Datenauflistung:
* * * * *
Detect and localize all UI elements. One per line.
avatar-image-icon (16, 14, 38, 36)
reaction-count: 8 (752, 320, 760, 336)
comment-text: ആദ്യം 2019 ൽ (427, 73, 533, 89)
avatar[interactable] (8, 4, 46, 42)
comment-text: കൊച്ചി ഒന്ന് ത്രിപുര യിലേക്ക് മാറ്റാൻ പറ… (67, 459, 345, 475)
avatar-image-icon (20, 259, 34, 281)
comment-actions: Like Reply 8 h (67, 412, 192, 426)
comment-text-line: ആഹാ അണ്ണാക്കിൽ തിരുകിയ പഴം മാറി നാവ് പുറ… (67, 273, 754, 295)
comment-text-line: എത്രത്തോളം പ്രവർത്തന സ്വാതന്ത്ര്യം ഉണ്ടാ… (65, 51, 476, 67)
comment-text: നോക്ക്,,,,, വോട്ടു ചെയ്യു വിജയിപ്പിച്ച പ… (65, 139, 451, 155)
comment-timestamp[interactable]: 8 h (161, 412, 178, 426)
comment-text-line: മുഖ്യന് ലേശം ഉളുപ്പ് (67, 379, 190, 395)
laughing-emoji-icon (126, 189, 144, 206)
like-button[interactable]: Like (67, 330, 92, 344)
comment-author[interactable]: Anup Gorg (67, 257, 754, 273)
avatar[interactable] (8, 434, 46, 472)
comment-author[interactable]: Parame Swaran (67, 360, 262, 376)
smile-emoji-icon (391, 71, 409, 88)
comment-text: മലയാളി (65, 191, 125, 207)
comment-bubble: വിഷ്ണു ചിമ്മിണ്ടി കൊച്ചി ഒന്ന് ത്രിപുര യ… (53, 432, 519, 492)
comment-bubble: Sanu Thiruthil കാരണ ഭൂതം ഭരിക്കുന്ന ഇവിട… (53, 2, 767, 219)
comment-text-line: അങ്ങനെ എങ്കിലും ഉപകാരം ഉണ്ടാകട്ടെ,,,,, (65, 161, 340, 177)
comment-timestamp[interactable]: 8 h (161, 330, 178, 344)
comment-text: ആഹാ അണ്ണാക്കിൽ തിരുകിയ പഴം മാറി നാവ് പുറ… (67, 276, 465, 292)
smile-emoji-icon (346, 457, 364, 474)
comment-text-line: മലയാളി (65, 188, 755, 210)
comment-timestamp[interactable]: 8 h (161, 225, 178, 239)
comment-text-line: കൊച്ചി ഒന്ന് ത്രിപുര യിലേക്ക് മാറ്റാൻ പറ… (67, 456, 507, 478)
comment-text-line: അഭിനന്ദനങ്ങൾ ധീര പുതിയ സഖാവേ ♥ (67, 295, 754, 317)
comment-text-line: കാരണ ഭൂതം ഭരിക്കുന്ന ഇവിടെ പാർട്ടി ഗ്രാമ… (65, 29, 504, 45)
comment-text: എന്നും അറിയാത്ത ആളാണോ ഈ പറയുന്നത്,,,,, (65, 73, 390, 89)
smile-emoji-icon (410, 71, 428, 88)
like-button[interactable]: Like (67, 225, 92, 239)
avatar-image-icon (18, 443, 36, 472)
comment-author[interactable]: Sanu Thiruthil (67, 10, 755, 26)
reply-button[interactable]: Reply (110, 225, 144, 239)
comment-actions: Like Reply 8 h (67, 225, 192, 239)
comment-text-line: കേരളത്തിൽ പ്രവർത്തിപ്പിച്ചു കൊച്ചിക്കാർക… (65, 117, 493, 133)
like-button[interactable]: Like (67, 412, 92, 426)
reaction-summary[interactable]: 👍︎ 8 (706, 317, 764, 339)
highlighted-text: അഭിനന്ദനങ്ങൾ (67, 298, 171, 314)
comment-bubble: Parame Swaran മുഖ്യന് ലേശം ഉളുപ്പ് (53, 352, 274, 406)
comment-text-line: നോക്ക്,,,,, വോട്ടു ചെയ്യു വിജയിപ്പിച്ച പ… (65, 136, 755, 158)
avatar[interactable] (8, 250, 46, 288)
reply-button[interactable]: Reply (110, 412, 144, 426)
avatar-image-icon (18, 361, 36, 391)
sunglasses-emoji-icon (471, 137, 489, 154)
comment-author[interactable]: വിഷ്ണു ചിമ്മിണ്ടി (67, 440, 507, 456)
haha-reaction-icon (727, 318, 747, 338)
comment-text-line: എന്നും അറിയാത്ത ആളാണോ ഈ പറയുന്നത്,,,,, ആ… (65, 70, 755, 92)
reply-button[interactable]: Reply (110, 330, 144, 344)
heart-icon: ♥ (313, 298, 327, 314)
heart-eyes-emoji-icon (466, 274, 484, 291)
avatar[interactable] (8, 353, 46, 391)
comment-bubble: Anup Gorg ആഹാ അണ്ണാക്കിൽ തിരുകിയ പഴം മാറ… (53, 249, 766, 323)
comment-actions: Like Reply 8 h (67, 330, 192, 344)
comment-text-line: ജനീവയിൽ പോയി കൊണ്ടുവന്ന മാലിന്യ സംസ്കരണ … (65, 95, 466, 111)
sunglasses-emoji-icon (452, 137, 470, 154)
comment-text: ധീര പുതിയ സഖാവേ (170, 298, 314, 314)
* * * * *
__Zu erledigen__: Kannst du sämtliche Zeilen der Einträge oben als nummerierte Liste aufstellen und dabei Leerzeilen weglassen?

__Lösung__:
1. Detect and localize all UI elements. One per line.
2. avatar-image-icon (16, 14, 38, 36)
3. reaction-count: 8 (752, 320, 760, 336)
4. comment-text: ആദ്യം 2019 ൽ (427, 73, 533, 89)
5. avatar[interactable] (8, 4, 46, 42)
6. comment-text: കൊച്ചി ഒന്ന് ത്രിപുര യിലേക്ക് മാറ്റാൻ പറ… (67, 459, 345, 475)
7. avatar-image-icon (20, 259, 34, 281)
8. comment-actions: Like Reply 8 h (67, 412, 192, 426)
9. comment-text-line: ആഹാ അണ്ണാക്കിൽ തിരുകിയ പഴം മാറി നാവ് പുറ… (67, 273, 754, 295)
10. comment-text-line: എത്രത്തോളം പ്രവർത്തന സ്വാതന്ത്ര്യം ഉണ്ടാ… (65, 51, 476, 67)
11. comment-text: നോക്ക്,,,,, വോട്ടു ചെയ്യു വിജയിപ്പിച്ച പ… (65, 139, 451, 155)
12. comment-timestamp[interactable]: 8 h (161, 412, 178, 426)
13. comment-text-line: മുഖ്യന് ലേശം ഉളുപ്പ് (67, 379, 190, 395)
14. laughing-emoji-icon (126, 189, 144, 206)
15. like-button[interactable]: Like (67, 330, 92, 344)
16. comment-author[interactable]: Anup Gorg (67, 257, 754, 273)
17. avatar[interactable] (8, 434, 46, 472)
18. comment-author[interactable]: Parame Swaran (67, 360, 262, 376)
19. smile-emoji-icon (391, 71, 409, 88)
20. comment-text: മലയാളി (65, 191, 125, 207)
21. comment-bubble: വിഷ്ണു ചിമ്മിണ്ടി കൊച്ചി ഒന്ന് ത്രിപുര യ… (53, 432, 519, 492)
22. comment-bubble: Sanu Thiruthil കാരണ ഭൂതം ഭരിക്കുന്ന ഇവിട… (53, 2, 767, 219)
23. comment-text-line: അങ്ങനെ എങ്കിലും ഉപകാരം ഉണ്ടാകട്ടെ,,,,, (65, 161, 340, 177)
24. comment-timestamp[interactable]: 8 h (161, 330, 178, 344)
25. comment-text: ആഹാ അണ്ണാക്കിൽ തിരുകിയ പഴം മാറി നാവ് പുറ… (67, 276, 465, 292)
26. smile-emoji-icon (346, 457, 364, 474)
27. comment-text-line: മലയാളി (65, 188, 755, 210)
28. comment-timestamp[interactable]: 8 h (161, 225, 178, 239)
29. comment-text-line: കൊച്ചി ഒന്ന് ത്രിപുര യിലേക്ക് മാറ്റാൻ പറ… (67, 456, 507, 478)
30. comment-text-line: അഭിനന്ദനങ്ങൾ ധീര പുതിയ സഖാവേ ♥ (67, 295, 754, 317)
31. comment-text-line: കാരണ ഭൂതം ഭരിക്കുന്ന ഇവിടെ പാർട്ടി ഗ്രാമ… (65, 29, 504, 45)
32. comment-text: എന്നും അറിയാത്ത ആളാണോ ഈ പറയുന്നത്,,,,, (65, 73, 390, 89)
33. smile-emoji-icon (410, 71, 428, 88)
34. like-button[interactable]: Like (67, 225, 92, 239)
35. avatar-image-icon (18, 443, 36, 472)
36. comment-author[interactable]: Sanu Thiruthil (67, 10, 755, 26)
37. reply-button[interactable]: Reply (110, 225, 144, 239)
38. comment-actions: Like Reply 8 h (67, 225, 192, 239)
39. comment-text-line: കേരളത്തിൽ പ്രവർത്തിപ്പിച്ചു കൊച്ചിക്കാർക… (65, 117, 493, 133)
40. like-button[interactable]: Like (67, 412, 92, 426)
41. reaction-summary[interactable]: 👍︎ 8 (706, 317, 764, 339)
42. highlighted-text: അഭിനന്ദനങ്ങൾ (67, 298, 171, 314)
43. comment-bubble: Parame Swaran മുഖ്യന് ലേശം ഉളുപ്പ് (53, 352, 274, 406)
44. comment-text-line: നോക്ക്,,,,, വോട്ടു ചെയ്യു വിജയിപ്പിച്ച പ… (65, 136, 755, 158)
45. avatar[interactable] (8, 250, 46, 288)
46. reply-button[interactable]: Reply (110, 412, 144, 426)
47. avatar-image-icon (18, 361, 36, 391)
48. sunglasses-emoji-icon (471, 137, 489, 154)
49. comment-author[interactable]: വിഷ്ണു ചിമ്മിണ്ടി (67, 440, 507, 456)
50. haha-reaction-icon (727, 318, 747, 338)
51. comment-text-line: എന്നും അറിയാത്ത ആളാണോ ഈ പറയുന്നത്,,,,, ആ… (65, 70, 755, 92)
52. reply-button[interactable]: Reply (110, 330, 144, 344)
53. heart-icon: ♥ (313, 298, 327, 314)
54. heart-eyes-emoji-icon (466, 274, 484, 291)
55. avatar[interactable] (8, 353, 46, 391)
56. comment-bubble: Anup Gorg ആഹാ അണ്ണാക്കിൽ തിരുകിയ പഴം മാറ… (53, 249, 766, 323)
57. comment-actions: Like Reply 8 h (67, 330, 192, 344)
58. comment-text-line: ജനീവയിൽ പോയി കൊണ്ടുവന്ന മാലിന്യ സംസ്കരണ … (65, 95, 466, 111)
59. sunglasses-emoji-icon (452, 137, 470, 154)
60. comment-text: ധീര പുതിയ സഖാവേ (170, 298, 314, 314)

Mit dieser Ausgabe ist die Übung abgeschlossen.